= OBJECTIVE =
Copy every line of the listing that holds the string "生活和成长".
── MATERIAL PROVIDED
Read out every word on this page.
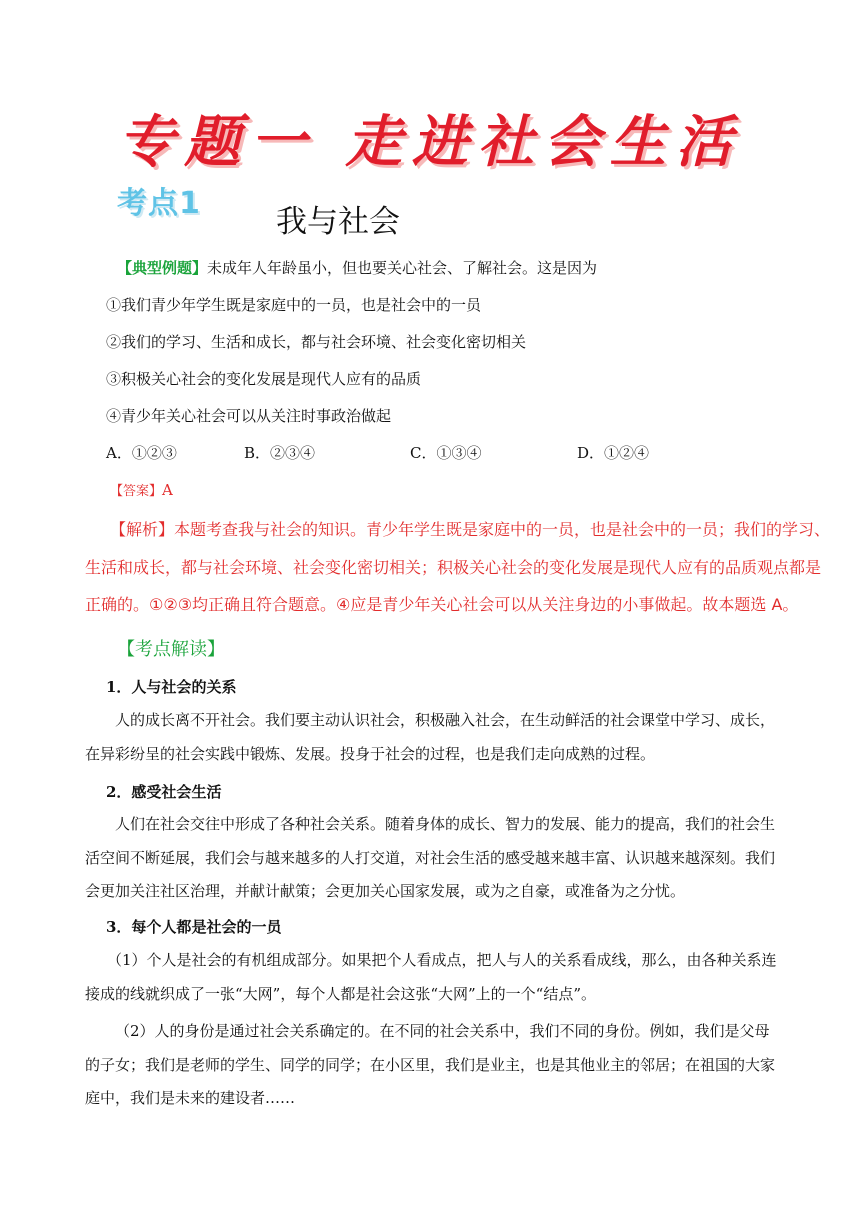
专题一 走进社会生活
考点1
我与社会
【典型例题】未成年人年龄虽小，但也要关心社会、了解社会。这是因为
①我们青少年学生既是家庭中的一员，也是社会中的一员
②我们的学习、生活和成长，都与社会环境、社会变化密切相关
③积极关心社会的变化发展是现代人应有的品质
④青少年关心社会可以从关注时事政治做起
A．①②③	B．②③④	C．①③④	D．①②④
【答案】A
【解析】本题考查我与社会的知识。青少年学生既是家庭中的一员，也是社会中的一员；我们的学习、
生活和成长，都与社会环境、社会变化密切相关；积极关心社会的变化发展是现代人应有的品质观点都是
正确的。①②③均正确且符合题意。④应是青少年关心社会可以从关注身边的小事做起。故本题选 A。
【考点解读】
1．人与社会的关系
人的成长离不开社会。我们要主动认识社会，积极融入社会，在生动鲜活的社会课堂中学习、成长，在异彩纷呈的社会实践中锻炼、发展。投身于社会的过程，也是我们走向成熟的过程。
2．感受社会生活
人们在社会交往中形成了各种社会关系。随着身体的成长、智力的发展、能力的提高，我们的社会生活空间不断延展，我们会与越来越多的人打交道，对社会生活的感受越来越丰富、认识越来越深刻。我们会更加关注社区治理，并献计献策；会更加关心国家发展，或为之自豪，或准备为之分忧。
3．每个人都是社会的一员
（1）个人是社会的有机组成部分。如果把个人看成点，把人与人的关系看成线，那么，由各种关系连接成的线就织成了一张“大网”，每个人都是社会这张“大网”上的一个“结点”。
（2）人的身份是通过社会关系确定的。在不同的社会关系中，我们不同的身份。例如，我们是父母的子女；我们是老师的学生、同学的同学；在小区里，我们是业主，也是其他业主的邻居；在祖国的大家庭中，我们是未来的建设者……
────
= WRITTEN ANSWER =
②我们的学习、生活和成长，都与社会环境、社会变化密切相关
生活和成长，都与社会环境、社会变化密切相关；积极关心社会的变化发展是现代人应有的品质观点都是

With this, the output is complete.